- [TASK TO COMPLETE]:
Repeat the material exactly as it appears.

- [RECORDS FOR THIS EXERCISE]:
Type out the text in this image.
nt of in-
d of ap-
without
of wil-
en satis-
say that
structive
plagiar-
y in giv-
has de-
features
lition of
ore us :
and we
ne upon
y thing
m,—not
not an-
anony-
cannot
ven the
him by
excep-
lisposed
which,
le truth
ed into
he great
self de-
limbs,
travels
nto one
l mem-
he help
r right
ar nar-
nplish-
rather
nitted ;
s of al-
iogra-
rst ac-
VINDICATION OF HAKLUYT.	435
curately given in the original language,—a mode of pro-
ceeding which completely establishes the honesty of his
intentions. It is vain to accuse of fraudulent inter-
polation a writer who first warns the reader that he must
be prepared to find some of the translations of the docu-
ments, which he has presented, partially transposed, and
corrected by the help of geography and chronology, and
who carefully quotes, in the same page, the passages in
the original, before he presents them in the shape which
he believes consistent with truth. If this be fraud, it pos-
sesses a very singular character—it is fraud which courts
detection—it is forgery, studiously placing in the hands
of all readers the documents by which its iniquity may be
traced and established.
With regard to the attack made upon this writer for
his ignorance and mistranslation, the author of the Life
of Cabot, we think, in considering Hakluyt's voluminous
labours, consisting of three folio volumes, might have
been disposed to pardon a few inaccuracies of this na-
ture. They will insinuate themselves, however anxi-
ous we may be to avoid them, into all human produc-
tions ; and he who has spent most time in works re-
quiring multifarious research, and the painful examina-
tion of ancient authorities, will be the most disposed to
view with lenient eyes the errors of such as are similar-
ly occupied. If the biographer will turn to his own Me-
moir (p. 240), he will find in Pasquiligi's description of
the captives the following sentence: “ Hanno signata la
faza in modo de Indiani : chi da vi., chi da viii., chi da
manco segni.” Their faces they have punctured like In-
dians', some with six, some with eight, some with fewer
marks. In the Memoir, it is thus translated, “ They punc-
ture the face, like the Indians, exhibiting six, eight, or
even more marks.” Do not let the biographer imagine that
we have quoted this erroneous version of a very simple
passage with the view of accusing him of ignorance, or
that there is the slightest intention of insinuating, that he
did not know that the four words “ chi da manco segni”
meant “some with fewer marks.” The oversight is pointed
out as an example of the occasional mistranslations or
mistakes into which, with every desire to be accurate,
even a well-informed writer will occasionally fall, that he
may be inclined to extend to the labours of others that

- [WRITTEN ANSWER]:
Type out the text in this image.
nt of in-
d of ap-
without
of wil-
en satis-
say that
structive
plagiar-
y in giv-
has de-
features
lition of
ore us :
and we
ne upon
y thing
m,—not
not an-
anony-
cannot
ven the
him by
excep-
lisposed
which,
le truth
ed into
he great
self de-
limbs,
travels
nto one
l mem-
he help
r right
ar nar-
nplish-
rather
nitted ;
s of al-
iogra-
rst ac-
VINDICATION OF HAKLUYT.	435
curately given in the original language,—a mode of pro-
ceeding which completely establishes the honesty of his
intentions. It is vain to accuse of fraudulent inter-
polation a writer who first warns the reader that he must
be prepared to find some of the translations of the docu-
ments, which he has presented, partially transposed, and
corrected by the help of geography and chronology, and
who carefully quotes, in the same page, the passages in
the original, before he presents them in the shape which
he believes consistent with truth. If this be fraud, it pos-
sesses a very singular character—it is fraud which courts
detection—it is forgery, studiously placing in the hands
of all readers the documents by which its iniquity may be
traced and established.
With regard to the attack made upon this writer for
his ignorance and mistranslation, the author of the Life
of Cabot, we think, in considering Hakluyt's voluminous
labours, consisting of three folio volumes, might have
been disposed to pardon a few inaccuracies of this na-
ture. They will insinuate themselves, however anxi-
ous we may be to avoid them, into all human produc-
tions ; and he who has spent most time in works re-
quiring multifarious research, and the painful examina-
tion of ancient authorities, will be the most disposed to
view with lenient eyes the errors of such as are similar-
ly occupied. If the biographer will turn to his own Me-
moir (p. 240), he will find in Pasquiligi's description of
the captives the following sentence: “ Hanno signata la
faza in modo de Indiani : chi da vi., chi da viii., chi da
manco segni.” Their faces they have punctured like In-
dians', some with six, some with eight, some with fewer
marks. In the Memoir, it is thus translated, “ They punc-
ture the face, like the Indians, exhibiting six, eight, or
even more marks.” Do not let the biographer imagine that
we have quoted this erroneous version of a very simple
passage with the view of accusing him of ignorance, or
that there is the slightest intention of insinuating, that he
did not know that the four words “ chi da manco segni”
meant “some with fewer marks.” The oversight is pointed
out as an example of the occasional mistranslations or
mistakes into which, with every desire to be accurate,
even a well-informed writer will occasionally fall, that he
may be inclined to extend to the labours of others that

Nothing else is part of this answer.